## [GOAL]
The records below must be written out exactly, with every picture left behind.
** start SUPPLIED MATERIAL **
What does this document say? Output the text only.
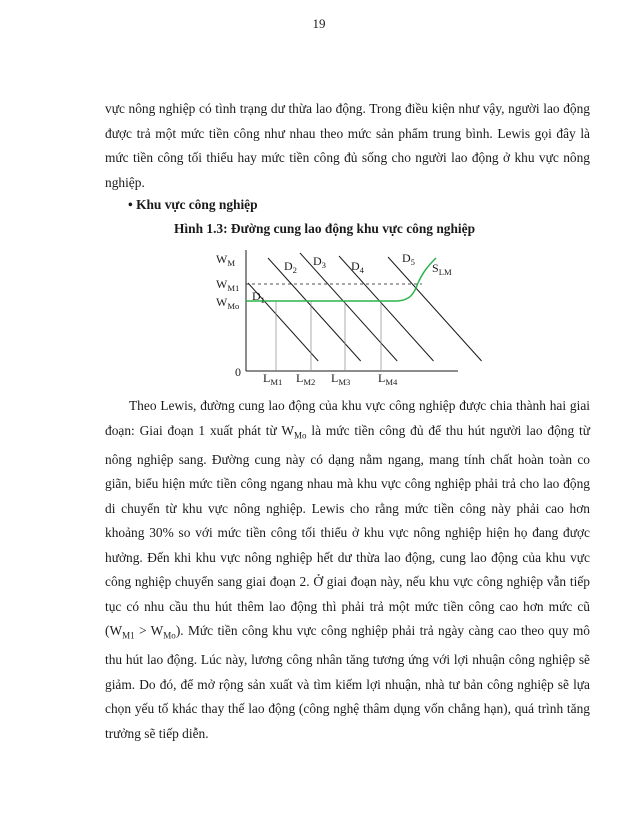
19

vực nông nghiệp có tình trạng dư thừa lao động. Trong điều kiện như vậy, người lao động được trả một mức tiền công như nhau theo mức sản phẩm trung bình. Lewis gọi đây là mức tiền công tối thiểu hay mức tiền công đủ sống cho người lao động ở khu vực nông nghiệp.

• Khu vực công nghiệp
Hình 1.3: Đường cung lao động khu vực công nghiệp
$W_M$
$W_{M1}$
$W_{Mo}$
0 $L_{M1}$ $L_{M2}$ $L_{M3}$ $L_{M4}$
$D_1$
$D_2$
$D_3$ $D_4$
$D_5$ $S_{LM}$

Theo Lewis, đường cung lao động của khu vực công nghiệp được chia thành hai giai đoạn: Giai đoạn 1 xuất phát từ $W_{Mo}$ là mức tiền công đủ để thu hút người lao động từ nông nghiệp sang. Đường cung này có dạng nằm ngang, mang tính chất hoàn toàn co giãn, biểu hiện mức tiền công ngang nhau mà khu vực công nghiệp phải trả cho lao động di chuyển từ khu vực nông nghiệp. Lewis cho rằng mức tiền công này phải cao hơn khoảng 30% so với mức tiền công tối thiểu ở khu vực nông nghiệp hiện họ đang được hưởng. Đến khi khu vực nông nghiệp hết dư thừa lao động, cung lao động của khu vực công nghiệp chuyển sang giai đoạn 2. Ở giai đoạn này, nếu khu vực công nghiệp vẫn tiếp tục có nhu cầu thu hút thêm lao động thì phải trả một mức tiền công cao hơn mức cũ $(W_{M1} > W_{Mo})$. Mức tiền công khu vực công nghiệp phải trả ngày càng cao theo quy mô thu hút lao động. Lúc này, lương công nhân tăng tương ứng với lợi nhuận công nghiệp sẽ giảm. Do đó, để mở rộng sản xuất và tìm kiếm lợi nhuận, nhà tư bản công nghiệp sẽ lựa chọn yếu tố khác thay thế lao động (công nghệ thâm dụng vốn chẳng hạn), quá trình tăng trưởng sẽ tiếp diễn.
** end SUPPLIED MATERIAL **
## [CORRECT RESPONSE]
What does this document say? Output the text only.
19

vực nông nghiệp có tình trạng dư thừa lao động. Trong điều kiện như vậy, người lao động được trả một mức tiền công như nhau theo mức sản phẩm trung bình. Lewis gọi đây là mức tiền công tối thiểu hay mức tiền công đủ sống cho người lao động ở khu vực nông nghiệp.

• Khu vực công nghiệp
Hình 1.3: Đường cung lao động khu vực công nghiệp
$W_M$
$W_{M1}$
$W_{Mo}$
0 $L_{M1}$ $L_{M2}$ $L_{M3}$ $L_{M4}$
$D_1$
$D_2$
$D_3$ $D_4$
$D_5$ $S_{LM}$

Theo Lewis, đường cung lao động của khu vực công nghiệp được chia thành hai giai đoạn: Giai đoạn 1 xuất phát từ $W_{Mo}$ là mức tiền công đủ để thu hút người lao động từ nông nghiệp sang. Đường cung này có dạng nằm ngang, mang tính chất hoàn toàn co giãn, biểu hiện mức tiền công ngang nhau mà khu vực công nghiệp phải trả cho lao động di chuyển từ khu vực nông nghiệp. Lewis cho rằng mức tiền công này phải cao hơn khoảng 30% so với mức tiền công tối thiểu ở khu vực nông nghiệp hiện họ đang được hưởng. Đến khi khu vực nông nghiệp hết dư thừa lao động, cung lao động của khu vực công nghiệp chuyển sang giai đoạn 2. Ở giai đoạn này, nếu khu vực công nghiệp vẫn tiếp tục có nhu cầu thu hút thêm lao động thì phải trả một mức tiền công cao hơn mức cũ $(W_{M1} > W_{Mo})$. Mức tiền công khu vực công nghiệp phải trả ngày càng cao theo quy mô thu hút lao động. Lúc này, lương công nhân tăng tương ứng với lợi nhuận công nghiệp sẽ giảm. Do đó, để mở rộng sản xuất và tìm kiếm lợi nhuận, nhà tư bản công nghiệp sẽ lựa chọn yếu tố khác thay thế lao động (công nghệ thâm dụng vốn chẳng hạn), quá trình tăng trưởng sẽ tiếp diễn.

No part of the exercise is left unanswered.